### [Exercise description]
Your answer needs to include each line of the records in which the string "option" can be found.

BEGIN

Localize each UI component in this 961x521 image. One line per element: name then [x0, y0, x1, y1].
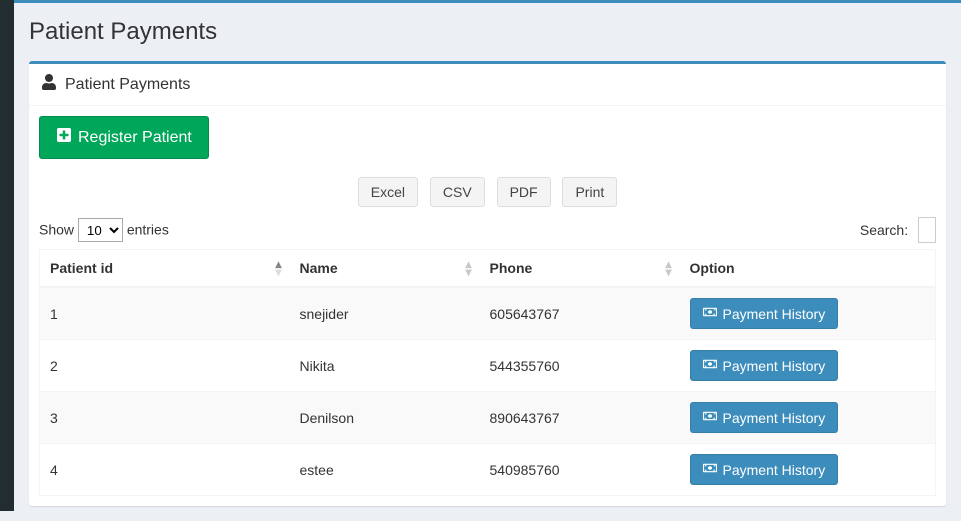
export-buttons: Excel CSV PDF Print — [39, 177, 936, 207]
datatable-controls: Show 10 entries Search: — [39, 217, 936, 243]
content-wrapper: Patient Payments Patient Payments Regist… — [14, 0, 961, 521]
cell-option: Payment History — [680, 287, 936, 340]
money-icon — [703, 461, 717, 478]
cell-name: Denilson — [290, 392, 480, 444]
cell-option: Payment History — [680, 444, 936, 496]
register-patient-label: Register Patient — [78, 129, 192, 147]
content-header: Patient Payments — [14, 3, 961, 46]
sort-icon — [465, 260, 471, 276]
panel: Patient Payments Register Patient Excel … — [29, 61, 946, 506]
register-patient-button[interactable]: Register Patient — [39, 116, 209, 159]
payment-history-button[interactable]: Payment History — [690, 454, 839, 485]
search-input[interactable] — [918, 217, 936, 243]
cell-id: 4 — [40, 444, 290, 496]
cell-phone: 544355760 — [480, 340, 680, 392]
export-print-button[interactable]: Print — [562, 177, 617, 207]
cell-phone: 890643767 — [480, 392, 680, 444]
sort-icon — [665, 260, 671, 276]
cell-option: Payment History — [680, 340, 936, 392]
table-body: 1 snejider 605643767 Payment History — [40, 287, 936, 496]
cell-id: 3 — [40, 392, 290, 444]
cell-name: snejider — [290, 287, 480, 340]
payment-history-button[interactable]: Payment History — [690, 298, 839, 329]
panel-body: Register Patient Excel CSV PDF Print Sho… — [29, 106, 946, 506]
entries-label: entries — [127, 222, 169, 238]
cell-id: 1 — [40, 287, 290, 340]
cell-phone: 605643767 — [480, 287, 680, 340]
page-title: Patient Payments — [29, 18, 946, 46]
col-patient-id[interactable]: Patient id — [40, 250, 290, 288]
panel-title: Patient Payments — [65, 76, 190, 94]
sort-icon — [275, 260, 281, 276]
patients-table: Patient id Name Phone — [39, 249, 936, 496]
cell-id: 2 — [40, 340, 290, 392]
table-row: 3 Denilson 890643767 Payment History — [40, 392, 936, 444]
col-phone[interactable]: Phone — [480, 250, 680, 288]
export-csv-button[interactable]: CSV — [430, 177, 485, 207]
cell-name: Nikita — [290, 340, 480, 392]
cell-phone: 540985760 — [480, 444, 680, 496]
export-pdf-button[interactable]: PDF — [497, 177, 551, 207]
search-control: Search: — [860, 217, 936, 243]
content: Patient Payments Register Patient Excel … — [14, 46, 961, 521]
table-header-row: Patient id Name Phone — [40, 250, 936, 288]
export-excel-button[interactable]: Excel — [358, 177, 418, 207]
money-icon — [703, 409, 717, 426]
user-icon — [41, 74, 57, 95]
table-row: 2 Nikita 544355760 Payment History — [40, 340, 936, 392]
panel-header: Patient Payments — [29, 64, 946, 106]
money-icon — [703, 305, 717, 322]
col-option: Option — [680, 250, 936, 288]
left-nav-strip — [0, 0, 14, 511]
col-name[interactable]: Name — [290, 250, 480, 288]
table-row: 1 snejider 605643767 Payment History — [40, 287, 936, 340]
cell-option: Payment History — [680, 392, 936, 444]
length-control: Show 10 entries — [39, 218, 169, 242]
show-label: Show — [39, 222, 74, 238]
payment-history-button[interactable]: Payment History — [690, 402, 839, 433]
plus-square-icon — [56, 127, 72, 148]
page-length-select[interactable]: 10 — [78, 218, 123, 242]
cell-name: estee — [290, 444, 480, 496]
payment-history-button[interactable]: Payment History — [690, 350, 839, 381]
money-icon — [703, 357, 717, 374]
table-row: 4 estee 540985760 Payment History — [40, 444, 936, 496]
search-label: Search: — [860, 222, 908, 238]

END

### [Response below]
cell-option: Payment History — [680, 287, 936, 340]
cell-option: Payment History — [680, 444, 936, 496]
cell-option: Payment History — [680, 340, 936, 392]
col-option: Option — [680, 250, 936, 288]
cell-option: Payment History — [680, 392, 936, 444]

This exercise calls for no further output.